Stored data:

————

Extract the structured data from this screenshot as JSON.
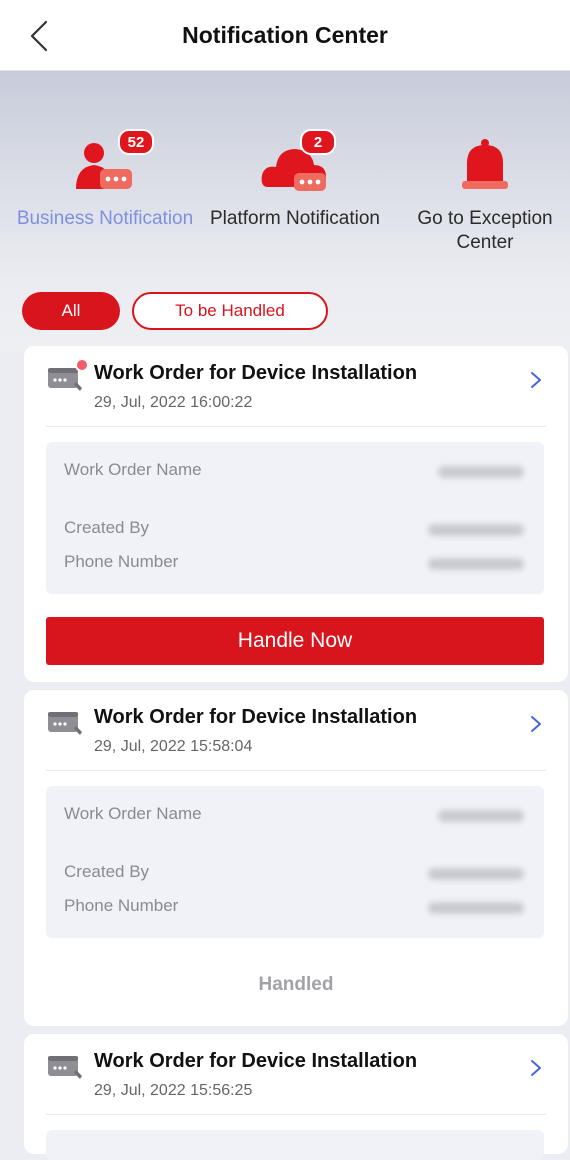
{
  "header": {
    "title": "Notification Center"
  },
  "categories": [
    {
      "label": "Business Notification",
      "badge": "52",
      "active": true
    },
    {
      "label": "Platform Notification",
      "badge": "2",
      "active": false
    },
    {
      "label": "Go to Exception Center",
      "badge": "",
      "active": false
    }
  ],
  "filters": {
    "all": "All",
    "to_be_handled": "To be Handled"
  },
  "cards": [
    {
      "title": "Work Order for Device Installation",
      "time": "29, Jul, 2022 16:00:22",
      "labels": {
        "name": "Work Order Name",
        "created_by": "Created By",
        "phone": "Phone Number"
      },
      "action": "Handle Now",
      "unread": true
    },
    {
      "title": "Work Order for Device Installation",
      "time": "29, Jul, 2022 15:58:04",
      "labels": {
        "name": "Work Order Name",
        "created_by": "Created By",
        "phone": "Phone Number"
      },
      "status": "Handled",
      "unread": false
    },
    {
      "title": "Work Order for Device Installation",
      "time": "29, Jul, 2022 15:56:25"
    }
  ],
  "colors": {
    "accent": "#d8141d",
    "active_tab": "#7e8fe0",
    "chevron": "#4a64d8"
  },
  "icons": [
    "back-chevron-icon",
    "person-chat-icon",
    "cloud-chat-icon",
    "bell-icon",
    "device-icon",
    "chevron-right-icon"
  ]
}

————

Prompt -> In the lines above, find each one with "chevron" and list it.

Task solution ->
    "chevron": "#4a64d8"
    "back-chevron-icon",
    "chevron-right-icon"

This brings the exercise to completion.